### Problem to solve
Go through the data below. List every line that holds the word "Stoxx".

### Source records
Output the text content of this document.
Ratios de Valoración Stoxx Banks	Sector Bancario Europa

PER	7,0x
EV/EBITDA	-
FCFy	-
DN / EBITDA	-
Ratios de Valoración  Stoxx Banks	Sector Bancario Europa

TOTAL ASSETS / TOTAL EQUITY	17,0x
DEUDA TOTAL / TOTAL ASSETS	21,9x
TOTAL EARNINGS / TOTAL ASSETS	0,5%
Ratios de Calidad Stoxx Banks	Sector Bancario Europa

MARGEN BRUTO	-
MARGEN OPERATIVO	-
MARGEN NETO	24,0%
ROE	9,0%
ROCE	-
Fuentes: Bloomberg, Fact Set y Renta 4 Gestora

==

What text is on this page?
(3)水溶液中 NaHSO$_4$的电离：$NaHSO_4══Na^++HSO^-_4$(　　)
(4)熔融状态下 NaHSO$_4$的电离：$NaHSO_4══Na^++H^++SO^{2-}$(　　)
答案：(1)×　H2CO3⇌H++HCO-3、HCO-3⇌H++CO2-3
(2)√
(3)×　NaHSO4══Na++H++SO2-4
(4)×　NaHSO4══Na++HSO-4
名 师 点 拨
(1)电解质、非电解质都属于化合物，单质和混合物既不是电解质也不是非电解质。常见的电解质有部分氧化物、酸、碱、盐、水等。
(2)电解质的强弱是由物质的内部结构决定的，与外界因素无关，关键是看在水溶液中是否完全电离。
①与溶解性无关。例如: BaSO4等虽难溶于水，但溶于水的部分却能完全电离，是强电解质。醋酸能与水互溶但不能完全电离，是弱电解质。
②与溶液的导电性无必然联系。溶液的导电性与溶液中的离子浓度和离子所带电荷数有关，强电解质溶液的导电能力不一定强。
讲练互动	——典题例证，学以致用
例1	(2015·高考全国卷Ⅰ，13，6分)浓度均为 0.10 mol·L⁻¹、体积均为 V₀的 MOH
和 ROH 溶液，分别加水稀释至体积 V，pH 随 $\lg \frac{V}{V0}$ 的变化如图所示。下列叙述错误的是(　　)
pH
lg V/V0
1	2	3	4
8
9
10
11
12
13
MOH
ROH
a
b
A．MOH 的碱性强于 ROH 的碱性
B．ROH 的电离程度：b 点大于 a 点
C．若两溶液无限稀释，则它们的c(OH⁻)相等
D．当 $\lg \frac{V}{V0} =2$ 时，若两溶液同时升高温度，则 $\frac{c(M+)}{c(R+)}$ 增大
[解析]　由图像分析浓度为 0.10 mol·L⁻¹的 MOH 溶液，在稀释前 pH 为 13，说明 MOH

### Exercise response
Ratios de Valoración Stoxx Banks	Sector Bancario Europa
Ratios de Valoración  Stoxx Banks	Sector Bancario Europa
Ratios de Calidad Stoxx Banks	Sector Bancario Europa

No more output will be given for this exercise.